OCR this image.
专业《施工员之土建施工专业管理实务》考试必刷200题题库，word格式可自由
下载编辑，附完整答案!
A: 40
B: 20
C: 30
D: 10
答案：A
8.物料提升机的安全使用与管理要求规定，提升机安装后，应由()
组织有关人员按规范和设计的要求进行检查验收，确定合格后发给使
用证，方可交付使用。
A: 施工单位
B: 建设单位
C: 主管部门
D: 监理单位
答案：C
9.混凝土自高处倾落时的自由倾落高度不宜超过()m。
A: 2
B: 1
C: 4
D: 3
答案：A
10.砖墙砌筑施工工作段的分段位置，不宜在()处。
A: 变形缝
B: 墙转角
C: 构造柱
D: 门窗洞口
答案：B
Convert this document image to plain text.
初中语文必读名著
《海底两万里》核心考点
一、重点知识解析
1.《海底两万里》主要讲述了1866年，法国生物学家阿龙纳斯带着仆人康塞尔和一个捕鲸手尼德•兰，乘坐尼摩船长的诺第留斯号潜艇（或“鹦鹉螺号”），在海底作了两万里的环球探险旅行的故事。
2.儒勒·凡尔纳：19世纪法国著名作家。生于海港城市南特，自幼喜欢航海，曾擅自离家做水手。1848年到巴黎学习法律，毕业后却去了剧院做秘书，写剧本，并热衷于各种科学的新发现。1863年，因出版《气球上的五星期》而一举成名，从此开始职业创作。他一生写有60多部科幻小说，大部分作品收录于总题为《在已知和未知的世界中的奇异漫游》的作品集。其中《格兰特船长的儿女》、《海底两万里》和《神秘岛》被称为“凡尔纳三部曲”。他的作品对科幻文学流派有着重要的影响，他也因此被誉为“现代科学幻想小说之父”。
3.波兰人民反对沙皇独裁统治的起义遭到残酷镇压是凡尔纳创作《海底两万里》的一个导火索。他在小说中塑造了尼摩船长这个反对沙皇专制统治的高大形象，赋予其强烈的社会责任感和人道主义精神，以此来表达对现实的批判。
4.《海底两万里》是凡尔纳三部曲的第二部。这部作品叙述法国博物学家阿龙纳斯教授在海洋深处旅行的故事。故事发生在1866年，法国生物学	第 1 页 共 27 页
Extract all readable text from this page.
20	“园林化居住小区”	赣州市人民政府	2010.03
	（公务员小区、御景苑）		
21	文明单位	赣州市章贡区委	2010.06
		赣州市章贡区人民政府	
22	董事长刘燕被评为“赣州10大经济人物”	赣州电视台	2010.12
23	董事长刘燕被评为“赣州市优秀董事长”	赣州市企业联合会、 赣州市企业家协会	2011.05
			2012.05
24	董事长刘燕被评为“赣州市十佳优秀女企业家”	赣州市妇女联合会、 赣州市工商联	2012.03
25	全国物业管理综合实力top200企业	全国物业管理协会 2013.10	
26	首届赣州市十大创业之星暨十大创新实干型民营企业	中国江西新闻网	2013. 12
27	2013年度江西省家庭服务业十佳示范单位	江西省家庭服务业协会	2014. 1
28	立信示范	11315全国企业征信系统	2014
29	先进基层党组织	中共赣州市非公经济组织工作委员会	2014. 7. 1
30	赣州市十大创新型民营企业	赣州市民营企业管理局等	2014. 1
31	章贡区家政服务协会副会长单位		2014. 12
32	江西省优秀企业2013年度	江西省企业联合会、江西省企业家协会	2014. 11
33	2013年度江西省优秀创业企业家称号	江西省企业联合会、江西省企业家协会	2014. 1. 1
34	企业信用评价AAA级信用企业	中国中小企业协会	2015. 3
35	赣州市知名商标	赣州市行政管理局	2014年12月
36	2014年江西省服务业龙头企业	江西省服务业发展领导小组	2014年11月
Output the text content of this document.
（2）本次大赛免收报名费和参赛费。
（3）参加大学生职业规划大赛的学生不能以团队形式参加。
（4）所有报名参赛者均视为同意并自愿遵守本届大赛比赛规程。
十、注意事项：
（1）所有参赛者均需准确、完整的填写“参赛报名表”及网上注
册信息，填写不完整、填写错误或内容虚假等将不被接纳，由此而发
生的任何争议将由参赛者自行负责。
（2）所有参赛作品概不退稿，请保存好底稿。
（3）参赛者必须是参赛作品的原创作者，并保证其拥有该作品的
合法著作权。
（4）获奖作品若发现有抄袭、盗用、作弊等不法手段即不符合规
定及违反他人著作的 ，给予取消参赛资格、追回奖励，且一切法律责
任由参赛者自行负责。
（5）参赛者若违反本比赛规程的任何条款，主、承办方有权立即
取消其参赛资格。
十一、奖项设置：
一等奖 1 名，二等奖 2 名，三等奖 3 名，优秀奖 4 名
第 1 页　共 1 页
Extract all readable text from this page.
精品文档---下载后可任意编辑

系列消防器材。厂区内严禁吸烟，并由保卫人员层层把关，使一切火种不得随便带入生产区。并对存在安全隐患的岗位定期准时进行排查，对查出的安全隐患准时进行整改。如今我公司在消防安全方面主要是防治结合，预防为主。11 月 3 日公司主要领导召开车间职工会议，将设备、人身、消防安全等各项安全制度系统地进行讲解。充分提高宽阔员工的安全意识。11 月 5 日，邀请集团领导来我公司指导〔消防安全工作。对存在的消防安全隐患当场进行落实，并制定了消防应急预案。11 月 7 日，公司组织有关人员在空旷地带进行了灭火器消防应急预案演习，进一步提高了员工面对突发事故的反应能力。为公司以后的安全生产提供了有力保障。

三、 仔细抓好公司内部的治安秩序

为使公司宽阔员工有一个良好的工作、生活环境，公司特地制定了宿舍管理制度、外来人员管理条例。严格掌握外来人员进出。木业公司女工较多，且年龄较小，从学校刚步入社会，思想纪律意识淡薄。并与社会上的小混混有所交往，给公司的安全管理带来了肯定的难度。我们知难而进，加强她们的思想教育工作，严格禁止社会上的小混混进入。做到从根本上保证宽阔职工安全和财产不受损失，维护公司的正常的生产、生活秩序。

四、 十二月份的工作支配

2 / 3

## WHAT TO WORK ON
Which lines contain "this"? Show each of them.

## ANSWER TO THE EXERCISE
OCR this image.
Convert this document image to plain text.
Extract all readable text from this page.
Output the text content of this document.
Extract all readable text from this page.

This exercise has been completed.